SET PROBLEM |
Find each line with the string "kedadeyan" and report it.

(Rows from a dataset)
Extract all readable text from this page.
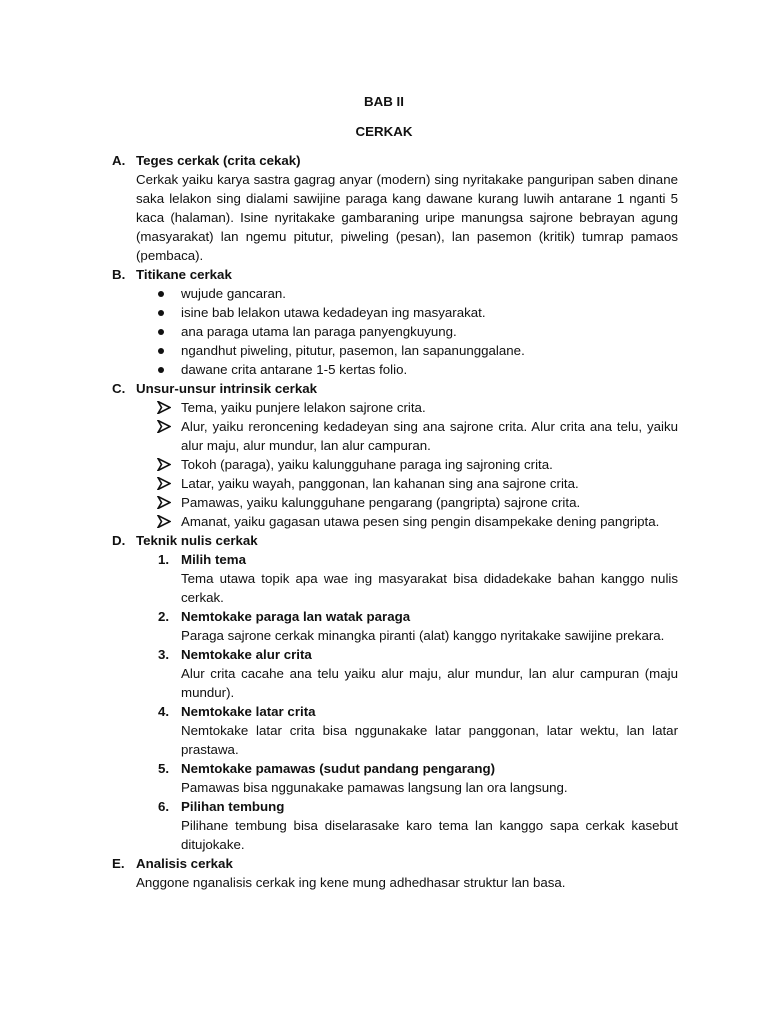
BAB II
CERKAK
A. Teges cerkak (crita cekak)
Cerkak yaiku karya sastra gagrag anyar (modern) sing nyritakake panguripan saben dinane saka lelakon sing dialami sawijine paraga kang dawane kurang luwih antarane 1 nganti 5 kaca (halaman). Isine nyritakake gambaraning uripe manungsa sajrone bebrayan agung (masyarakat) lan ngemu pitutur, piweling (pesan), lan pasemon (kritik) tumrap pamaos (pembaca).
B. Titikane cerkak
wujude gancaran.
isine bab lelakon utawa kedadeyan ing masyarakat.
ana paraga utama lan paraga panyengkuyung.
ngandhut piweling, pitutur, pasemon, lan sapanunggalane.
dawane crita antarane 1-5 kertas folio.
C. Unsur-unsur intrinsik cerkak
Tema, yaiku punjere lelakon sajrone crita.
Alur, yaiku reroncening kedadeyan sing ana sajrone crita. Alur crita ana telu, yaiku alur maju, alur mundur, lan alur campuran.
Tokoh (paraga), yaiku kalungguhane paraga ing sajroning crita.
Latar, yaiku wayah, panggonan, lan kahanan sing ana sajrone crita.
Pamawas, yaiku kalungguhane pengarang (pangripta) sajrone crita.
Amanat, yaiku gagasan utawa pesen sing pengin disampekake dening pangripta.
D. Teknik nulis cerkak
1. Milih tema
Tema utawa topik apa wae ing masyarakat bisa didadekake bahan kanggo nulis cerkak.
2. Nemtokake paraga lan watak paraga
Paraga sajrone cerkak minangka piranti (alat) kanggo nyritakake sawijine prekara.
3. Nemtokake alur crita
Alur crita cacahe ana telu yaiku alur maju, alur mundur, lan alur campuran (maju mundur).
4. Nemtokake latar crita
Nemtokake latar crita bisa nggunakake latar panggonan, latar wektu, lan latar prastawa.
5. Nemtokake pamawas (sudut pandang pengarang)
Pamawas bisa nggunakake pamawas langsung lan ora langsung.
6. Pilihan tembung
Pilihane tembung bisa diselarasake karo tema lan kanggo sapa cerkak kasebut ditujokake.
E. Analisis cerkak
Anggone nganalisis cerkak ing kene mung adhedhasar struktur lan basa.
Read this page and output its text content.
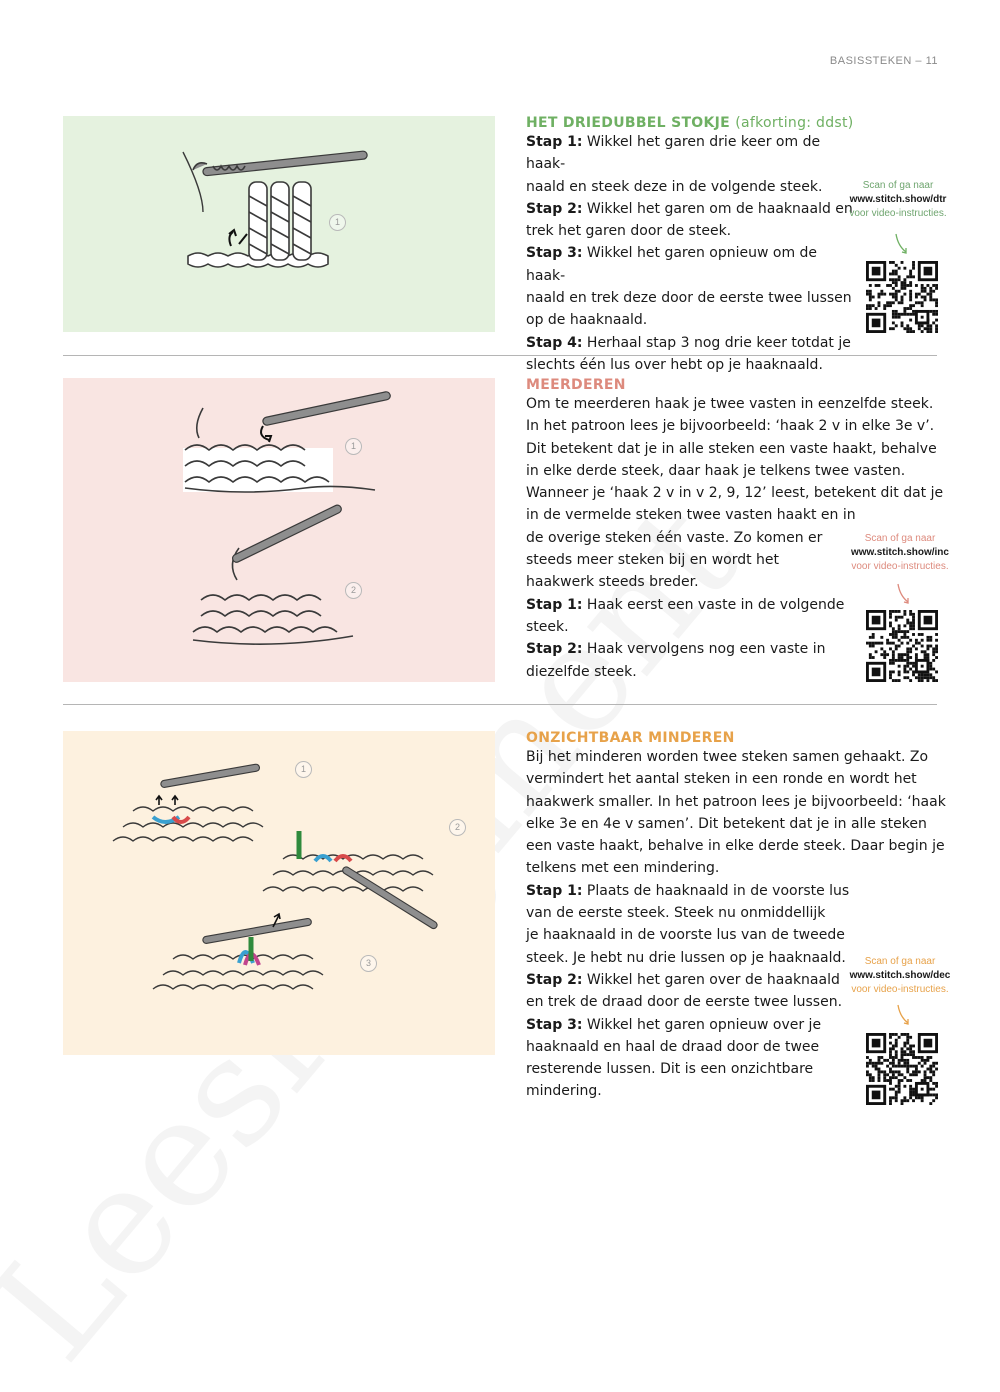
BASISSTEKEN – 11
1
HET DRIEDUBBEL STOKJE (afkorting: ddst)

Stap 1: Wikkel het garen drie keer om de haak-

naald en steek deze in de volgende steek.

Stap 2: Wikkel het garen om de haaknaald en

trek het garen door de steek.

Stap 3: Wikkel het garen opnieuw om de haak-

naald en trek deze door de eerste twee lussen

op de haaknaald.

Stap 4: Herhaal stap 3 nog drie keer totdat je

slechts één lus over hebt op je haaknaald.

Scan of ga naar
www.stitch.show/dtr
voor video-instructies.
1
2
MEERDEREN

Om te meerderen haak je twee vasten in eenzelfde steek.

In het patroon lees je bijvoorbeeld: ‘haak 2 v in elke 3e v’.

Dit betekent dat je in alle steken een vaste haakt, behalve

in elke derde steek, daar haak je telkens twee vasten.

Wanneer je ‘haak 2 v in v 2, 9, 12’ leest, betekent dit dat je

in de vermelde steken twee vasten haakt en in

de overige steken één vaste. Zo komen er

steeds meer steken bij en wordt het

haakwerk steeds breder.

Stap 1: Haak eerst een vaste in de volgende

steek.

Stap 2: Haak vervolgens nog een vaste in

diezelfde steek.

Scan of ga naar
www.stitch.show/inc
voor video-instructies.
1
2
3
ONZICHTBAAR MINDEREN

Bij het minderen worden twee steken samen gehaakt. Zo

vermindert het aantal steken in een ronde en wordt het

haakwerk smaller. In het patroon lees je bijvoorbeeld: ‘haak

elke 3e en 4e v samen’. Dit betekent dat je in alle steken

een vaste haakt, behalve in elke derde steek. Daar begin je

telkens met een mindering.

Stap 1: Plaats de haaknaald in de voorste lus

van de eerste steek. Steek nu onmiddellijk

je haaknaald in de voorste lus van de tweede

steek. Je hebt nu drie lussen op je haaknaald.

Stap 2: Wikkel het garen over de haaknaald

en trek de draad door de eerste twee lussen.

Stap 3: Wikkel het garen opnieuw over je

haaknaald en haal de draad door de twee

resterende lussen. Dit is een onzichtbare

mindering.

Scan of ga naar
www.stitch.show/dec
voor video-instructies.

WRITTEN RESPONSE |
isine bab lelakon utawa kedadeyan ing masyarakat.
Alur, yaiku reroncening kedadeyan sing ana sajrone crita. Alur crita ana telu, yaiku alur maju, alur mundur, lan alur campuran.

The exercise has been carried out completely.